(Figure collection entries)
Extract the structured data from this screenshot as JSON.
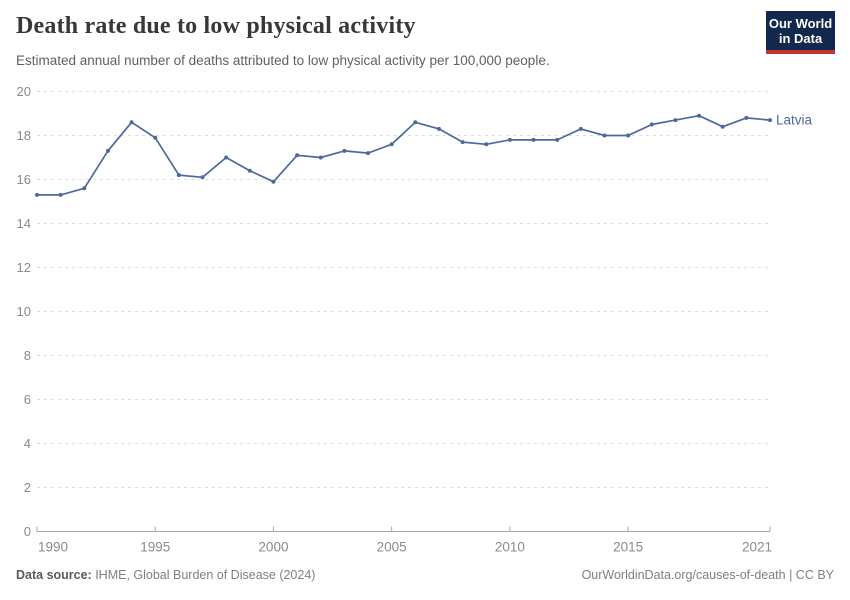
{
  "header": {
    "title": "Death rate due to low physical activity",
    "subtitle": "Estimated annual number of deaths attributed to low physical activity per 100,000 people."
  },
  "logo": {
    "line1": "Our World",
    "line2": "in Data",
    "bg_color": "#12294d",
    "accent_color": "#c0372e"
  },
  "chart_data": {
    "type": "line",
    "title": "Death rate due to low physical activity",
    "x": [
      1990,
      1991,
      1992,
      1993,
      1994,
      1995,
      1996,
      1997,
      1998,
      1999,
      2000,
      2001,
      2002,
      2003,
      2004,
      2005,
      2006,
      2007,
      2008,
      2009,
      2010,
      2011,
      2012,
      2013,
      2014,
      2015,
      2016,
      2017,
      2018,
      2019,
      2020,
      2021
    ],
    "series": [
      {
        "name": "Latvia",
        "color": "#4C6A9C",
        "values": [
          15.3,
          15.3,
          15.6,
          17.3,
          18.6,
          17.9,
          16.2,
          16.1,
          17.0,
          16.4,
          15.9,
          17.1,
          17.0,
          17.3,
          17.2,
          17.6,
          18.6,
          18.3,
          17.7,
          17.6,
          17.8,
          17.8,
          17.8,
          18.3,
          18.0,
          18.0,
          18.5,
          18.7,
          18.9,
          18.4,
          18.8,
          18.7
        ]
      }
    ],
    "xlim": [
      1990,
      2021
    ],
    "ylim": [
      0,
      20
    ],
    "yticks": [
      0,
      2,
      4,
      6,
      8,
      10,
      12,
      14,
      16,
      18,
      20
    ],
    "xticks": [
      1990,
      1995,
      2000,
      2005,
      2010,
      2015,
      2021
    ],
    "grid": "horizontal dashed",
    "legend": "inline label at line end",
    "colors": {
      "line": "#4C6A9C",
      "gridline": "#dcdcdc",
      "axis_line": "#a8a8a8",
      "tick_text": "#8b8b8b"
    }
  },
  "footer": {
    "source_label": "Data source:",
    "source_value": " IHME, Global Burden of Disease (2024)",
    "right_text": "OurWorldinData.org/causes-of-death | CC BY"
  }
}
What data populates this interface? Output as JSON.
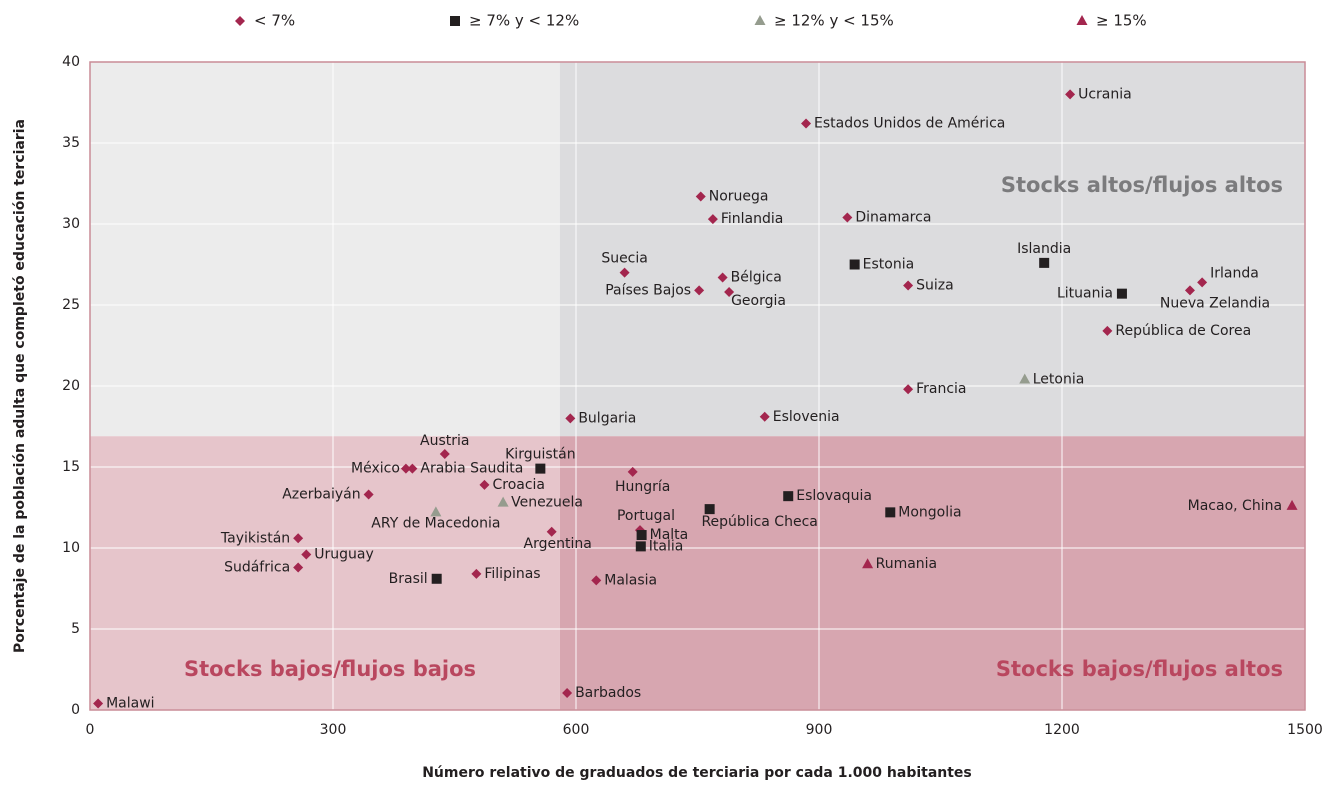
{
  "chart_data": {
    "type": "scatter",
    "xlabel": "Número relativo de graduados de terciaria por cada 1.000 habitantes",
    "ylabel": "Porcentaje de la población adulta que completó educación terciaria",
    "xlim": [
      0,
      1500
    ],
    "ylim": [
      0,
      40
    ],
    "xticks": [
      0,
      300,
      600,
      900,
      1200,
      1500
    ],
    "yticks": [
      0,
      5,
      10,
      15,
      20,
      25,
      30,
      35,
      40
    ],
    "grid": true,
    "legend": "top",
    "x_threshold": 580,
    "y_threshold": 16.9,
    "annotations": [
      "Stocks altos/flujos altos",
      "Stocks bajos/flujos bajos",
      "Stocks bajos/flujos altos"
    ],
    "series": [
      {
        "name": "< 7%",
        "color": "#a3264e",
        "marker": "diamond",
        "labels": [
          "Ucrania",
          "Estados Unidos de América",
          "Noruega",
          "Finlandia",
          "Dinamarca",
          "Suecia",
          "Países Bajos",
          "Bélgica",
          "Georgia",
          "Suiza",
          "Irlanda",
          "Nueva Zelandia",
          "República de Corea",
          "Francia",
          "Eslovenia",
          "Bulgaria",
          "Austria",
          "México",
          "Arabia Saudita",
          "Hungría",
          "Azerbaiyán",
          "Croacia",
          "Argentina",
          "Portugal",
          "Tayikistán",
          "Uruguay",
          "Sudáfrica",
          "Filipinas",
          "Malasia",
          "Barbados",
          "Malawi"
        ],
        "x": [
          1210,
          884,
          754,
          769,
          935,
          660,
          752,
          781,
          789,
          1010,
          1373,
          1358,
          1256,
          1010,
          833,
          593,
          438,
          390,
          398,
          670,
          344,
          487,
          570,
          679,
          257,
          267,
          257,
          477,
          625,
          589,
          10
        ],
        "values": [
          38,
          36.2,
          31.7,
          30.3,
          30.4,
          27,
          25.9,
          26.7,
          25.8,
          26.2,
          26.4,
          25.9,
          23.4,
          19.8,
          18.1,
          18,
          15.8,
          14.9,
          14.9,
          14.7,
          13.3,
          13.9,
          11,
          11.1,
          10.6,
          9.6,
          8.8,
          8.4,
          8,
          1.05,
          0.4
        ]
      },
      {
        "name": "≥ 7% y < 12%",
        "color": "#231f20",
        "marker": "square",
        "labels": [
          "Estonia",
          "Islandia",
          "Lituania",
          "Kirguistán",
          "Eslovaquia",
          "República Checa",
          "Mongolia",
          "Malta",
          "Italia",
          "Brasil"
        ],
        "x": [
          944,
          1178,
          1274,
          556,
          862,
          765,
          988,
          681,
          680,
          428
        ],
        "values": [
          27.5,
          27.6,
          25.7,
          14.9,
          13.2,
          12.4,
          12.2,
          10.8,
          10.1,
          8.1
        ]
      },
      {
        "name": "≥ 12% y < 15%",
        "color": "#959c8e",
        "marker": "triangle",
        "labels": [
          "Letonia",
          "ARY de Macedonia",
          "Venezuela"
        ],
        "x": [
          1154,
          427,
          510
        ],
        "values": [
          20.4,
          12.2,
          12.8
        ]
      },
      {
        "name": "≥ 15%",
        "color": "#a3264e",
        "marker": "triangle",
        "labels": [
          "Macao, China",
          "Rumania"
        ],
        "x": [
          1484,
          960
        ],
        "values": [
          12.6,
          9
        ]
      }
    ]
  }
}
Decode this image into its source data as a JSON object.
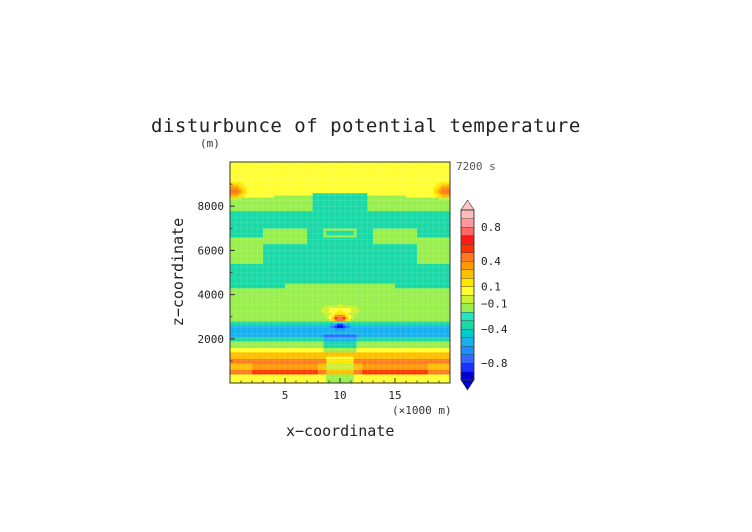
{
  "chart_data": {
    "type": "heatmap",
    "title": "disturbunce of potential temperature",
    "xlabel": "x−coordinate",
    "ylabel": "z−coordinate",
    "x_unit": "(×1000 m)",
    "y_unit": "(m)",
    "time_label": "7200 s",
    "xlim": [
      0,
      20
    ],
    "ylim": [
      0,
      10000
    ],
    "x_ticks": [
      5,
      10,
      15
    ],
    "x_tick_labels": [
      "5",
      "10",
      "15"
    ],
    "y_ticks": [
      2000,
      4000,
      6000,
      8000
    ],
    "y_tick_labels": [
      "2000",
      "4000",
      "6000",
      "8000"
    ],
    "colorbar": {
      "levels": [
        -1.0,
        -0.9,
        -0.8,
        -0.7,
        -0.6,
        -0.5,
        -0.4,
        -0.3,
        -0.2,
        -0.1,
        0.0,
        0.1,
        0.2,
        0.3,
        0.4,
        0.5,
        0.6,
        0.7,
        0.8,
        0.9,
        1.0
      ],
      "colors": [
        "#0000cc",
        "#1a33ff",
        "#3366ff",
        "#1f8fff",
        "#19b0ee",
        "#00cccc",
        "#19d9a6",
        "#26e6bf",
        "#99f04c",
        "#ccf033",
        "#ffff33",
        "#ffe600",
        "#ffbf00",
        "#ff9900",
        "#ff7a1f",
        "#ff3300",
        "#ff1a1a",
        "#ff6666",
        "#ff9999",
        "#ffbbbb"
      ],
      "under_color": "#0000cc",
      "over_color": "#ffc0c8",
      "tick_values": [
        0.8,
        0.4,
        0.1,
        -0.1,
        -0.4,
        -0.8
      ],
      "tick_labels": [
        "0.8",
        "0.4",
        "0.1",
        "−0.1",
        "−0.4",
        "−0.8"
      ]
    },
    "field_description_bands": [
      {
        "z": [
          0,
          400
        ],
        "value": 0.05
      },
      {
        "z": [
          400,
          600
        ],
        "value": 0.45
      },
      {
        "z": [
          600,
          900
        ],
        "value": 0.2
      },
      {
        "z": [
          900,
          1150
        ],
        "value": 0.4
      },
      {
        "z": [
          1150,
          1450
        ],
        "value": 0.25
      },
      {
        "z": [
          1450,
          1650
        ],
        "value": 0.05
      },
      {
        "z": [
          1650,
          1900
        ],
        "value": -0.15
      },
      {
        "z": [
          1900,
          2150
        ],
        "value": -0.35
      },
      {
        "z": [
          2150,
          2600
        ],
        "value": -0.55
      },
      {
        "z": [
          2600,
          2850
        ],
        "value": -0.35
      },
      {
        "z": [
          2850,
          3200
        ],
        "value": -0.15
      },
      {
        "z": [
          3200,
          4500
        ],
        "value": -0.15
      },
      {
        "z": [
          4500,
          5200
        ],
        "value": -0.35
      },
      {
        "z": [
          5200,
          7800
        ],
        "value": -0.35
      },
      {
        "z": [
          7800,
          8400
        ],
        "value": -0.15
      },
      {
        "z": [
          8400,
          10000
        ],
        "value": 0.05
      }
    ]
  }
}
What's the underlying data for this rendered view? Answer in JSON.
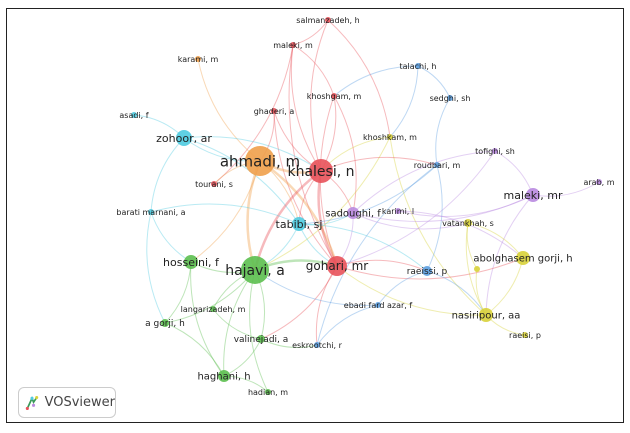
{
  "clusters": {
    "red": "#e8525a",
    "green": "#5cbf4f",
    "cyan": "#4fcbe0",
    "orange": "#f0a04b",
    "purple": "#b98ae0",
    "yellow": "#d8d23a",
    "blue": "#5c9ee0"
  },
  "nodes": [
    {
      "id": "salmanzadeh",
      "label": "salmanzadeh, h",
      "cluster": "red"
    },
    {
      "id": "maleki_m",
      "label": "maleki, m",
      "cluster": "red"
    },
    {
      "id": "karami",
      "label": "karami, m",
      "cluster": "orange"
    },
    {
      "id": "talachi",
      "label": "talachi, h",
      "cluster": "blue"
    },
    {
      "id": "khoshgam",
      "label": "khoshgam, m",
      "cluster": "red"
    },
    {
      "id": "sedghi",
      "label": "sedghi, sh",
      "cluster": "blue"
    },
    {
      "id": "ghaderi",
      "label": "ghaderi, a",
      "cluster": "red"
    },
    {
      "id": "asadi",
      "label": "asadi, f",
      "cluster": "cyan"
    },
    {
      "id": "zohoor",
      "label": "zohoor, ar",
      "cluster": "cyan"
    },
    {
      "id": "khoshkam",
      "label": "khoshkam, m",
      "cluster": "yellow"
    },
    {
      "id": "tofighi",
      "label": "tofighi, sh",
      "cluster": "purple"
    },
    {
      "id": "ahmadi",
      "label": "ahmadi, m",
      "cluster": "orange"
    },
    {
      "id": "khalesi",
      "label": "khalesi, n",
      "cluster": "red"
    },
    {
      "id": "roudbari",
      "label": "roudbari, m",
      "cluster": "blue"
    },
    {
      "id": "maleki_mr",
      "label": "maleki, mr",
      "cluster": "purple"
    },
    {
      "id": "arab",
      "label": "arab, m",
      "cluster": "purple"
    },
    {
      "id": "tourani",
      "label": "tourani, s",
      "cluster": "red"
    },
    {
      "id": "barati",
      "label": "barati marnani, a",
      "cluster": "cyan"
    },
    {
      "id": "tabibi",
      "label": "tabibi, sj",
      "cluster": "cyan"
    },
    {
      "id": "sadoughi",
      "label": "sadoughi, f",
      "cluster": "purple"
    },
    {
      "id": "karimi",
      "label": "karimi, l",
      "cluster": "purple"
    },
    {
      "id": "vatankhah",
      "label": "vatankhah, s",
      "cluster": "yellow"
    },
    {
      "id": "hosseini",
      "label": "hosseini, f",
      "cluster": "green"
    },
    {
      "id": "hajavi",
      "label": "hajavi, a",
      "cluster": "green"
    },
    {
      "id": "gohari",
      "label": "gohari, mr",
      "cluster": "red"
    },
    {
      "id": "abolghasem",
      "label": "abolghasem gorji, h",
      "cluster": "yellow"
    },
    {
      "id": "raeissi",
      "label": "raeissi, p",
      "cluster": "blue"
    },
    {
      "id": "unlabeled_y",
      "label": "",
      "cluster": "yellow"
    },
    {
      "id": "langarizadeh",
      "label": "langarizadeh, m",
      "cluster": "green"
    },
    {
      "id": "ebadi",
      "label": "ebadi fard azar, f",
      "cluster": "blue"
    },
    {
      "id": "nasiripour",
      "label": "nasiripour, aa",
      "cluster": "yellow"
    },
    {
      "id": "agorji",
      "label": "a gorji, h",
      "cluster": "green"
    },
    {
      "id": "raeisi",
      "label": "raeisi, p",
      "cluster": "yellow"
    },
    {
      "id": "valinejadi",
      "label": "valinejadi, a",
      "cluster": "green"
    },
    {
      "id": "eskrootchi",
      "label": "eskrootchi, r",
      "cluster": "blue"
    },
    {
      "id": "haghani",
      "label": "haghani, h",
      "cluster": "green"
    },
    {
      "id": "hadian",
      "label": "hadian, m",
      "cluster": "green"
    }
  ],
  "links": [
    [
      "salmanzadeh",
      "maleki_m"
    ],
    [
      "salmanzadeh",
      "khalesi"
    ],
    [
      "salmanzadeh",
      "khoshkam"
    ],
    [
      "maleki_m",
      "khalesi"
    ],
    [
      "maleki_m",
      "tourani"
    ],
    [
      "maleki_m",
      "gohari"
    ],
    [
      "maleki_m",
      "khoshgam"
    ],
    [
      "karami",
      "ahmadi"
    ],
    [
      "talachi",
      "sedghi"
    ],
    [
      "talachi",
      "khoshgam"
    ],
    [
      "talachi",
      "khoshkam"
    ],
    [
      "sedghi",
      "roudbari"
    ],
    [
      "khoshgam",
      "khalesi"
    ],
    [
      "khoshgam",
      "gohari"
    ],
    [
      "khoshgam",
      "sadoughi"
    ],
    [
      "ghaderi",
      "khalesi"
    ],
    [
      "ghaderi",
      "ahmadi"
    ],
    [
      "ghaderi",
      "gohari"
    ],
    [
      "asadi",
      "zohoor"
    ],
    [
      "zohoor",
      "barati"
    ],
    [
      "zohoor",
      "tabibi"
    ],
    [
      "zohoor",
      "ahmadi"
    ],
    [
      "zohoor",
      "khalesi"
    ],
    [
      "khoshkam",
      "khalesi"
    ],
    [
      "khoshkam",
      "hajavi"
    ],
    [
      "khoshkam",
      "nasiripour"
    ],
    [
      "tofighi",
      "maleki_mr"
    ],
    [
      "tofighi",
      "sadoughi"
    ],
    [
      "tofighi",
      "gohari"
    ],
    [
      "ahmadi",
      "khalesi"
    ],
    [
      "ahmadi",
      "gohari"
    ],
    [
      "ahmadi",
      "hajavi"
    ],
    [
      "ahmadi",
      "tabibi"
    ],
    [
      "ahmadi",
      "tourani"
    ],
    [
      "ahmadi",
      "hosseini"
    ],
    [
      "khalesi",
      "gohari"
    ],
    [
      "khalesi",
      "sadoughi"
    ],
    [
      "khalesi",
      "tabibi"
    ],
    [
      "khalesi",
      "roudbari"
    ],
    [
      "khalesi",
      "hajavi"
    ],
    [
      "roudbari",
      "raeissi"
    ],
    [
      "roudbari",
      "eskrootchi"
    ],
    [
      "roudbari",
      "tabibi"
    ],
    [
      "maleki_mr",
      "arab"
    ],
    [
      "maleki_mr",
      "sadoughi"
    ],
    [
      "maleki_mr",
      "nasiripour"
    ],
    [
      "maleki_mr",
      "karimi"
    ],
    [
      "barati",
      "hosseini"
    ],
    [
      "barati",
      "tabibi"
    ],
    [
      "barati",
      "agorji"
    ],
    [
      "tabibi",
      "hajavi"
    ],
    [
      "tabibi",
      "gohari"
    ],
    [
      "tabibi",
      "raeissi"
    ],
    [
      "tabibi",
      "sadoughi"
    ],
    [
      "sadoughi",
      "gohari"
    ],
    [
      "sadoughi",
      "vatankhah"
    ],
    [
      "karimi",
      "abolghasem"
    ],
    [
      "vatankhah",
      "nasiripour"
    ],
    [
      "vatankhah",
      "abolghasem"
    ],
    [
      "hosseini",
      "hajavi"
    ],
    [
      "hosseini",
      "agorji"
    ],
    [
      "hosseini",
      "haghani"
    ],
    [
      "hajavi",
      "gohari"
    ],
    [
      "hajavi",
      "haghani"
    ],
    [
      "hajavi",
      "valinejadi"
    ],
    [
      "hajavi",
      "langarizadeh"
    ],
    [
      "hajavi",
      "agorji"
    ],
    [
      "hajavi",
      "hadian"
    ],
    [
      "gohari",
      "raeissi"
    ],
    [
      "gohari",
      "eskrootchi"
    ],
    [
      "gohari",
      "valinejadi"
    ],
    [
      "gohari",
      "abolghasem"
    ],
    [
      "abolghasem",
      "nasiripour"
    ],
    [
      "unlabeled_y",
      "nasiripour"
    ],
    [
      "unlabeled_y",
      "vatankhah"
    ],
    [
      "raeissi",
      "ebadi"
    ],
    [
      "raeissi",
      "nasiripour"
    ],
    [
      "ebadi",
      "eskrootchi"
    ],
    [
      "ebadi",
      "hajavi"
    ],
    [
      "nasiripour",
      "raeisi"
    ],
    [
      "nasiripour",
      "gohari"
    ],
    [
      "valinejadi",
      "eskrootchi"
    ],
    [
      "valinejadi",
      "haghani"
    ],
    [
      "haghani",
      "agorji"
    ],
    [
      "haghani",
      "hadian"
    ],
    [
      "langarizadeh",
      "valinejadi"
    ]
  ],
  "logo": {
    "text": "VOSviewer"
  }
}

▶ **Task directions**
Find the word "legend" in the data and show each line that holds it.

▶ **Full response**
    "legend": "inline label at line end",
    "legend": "top",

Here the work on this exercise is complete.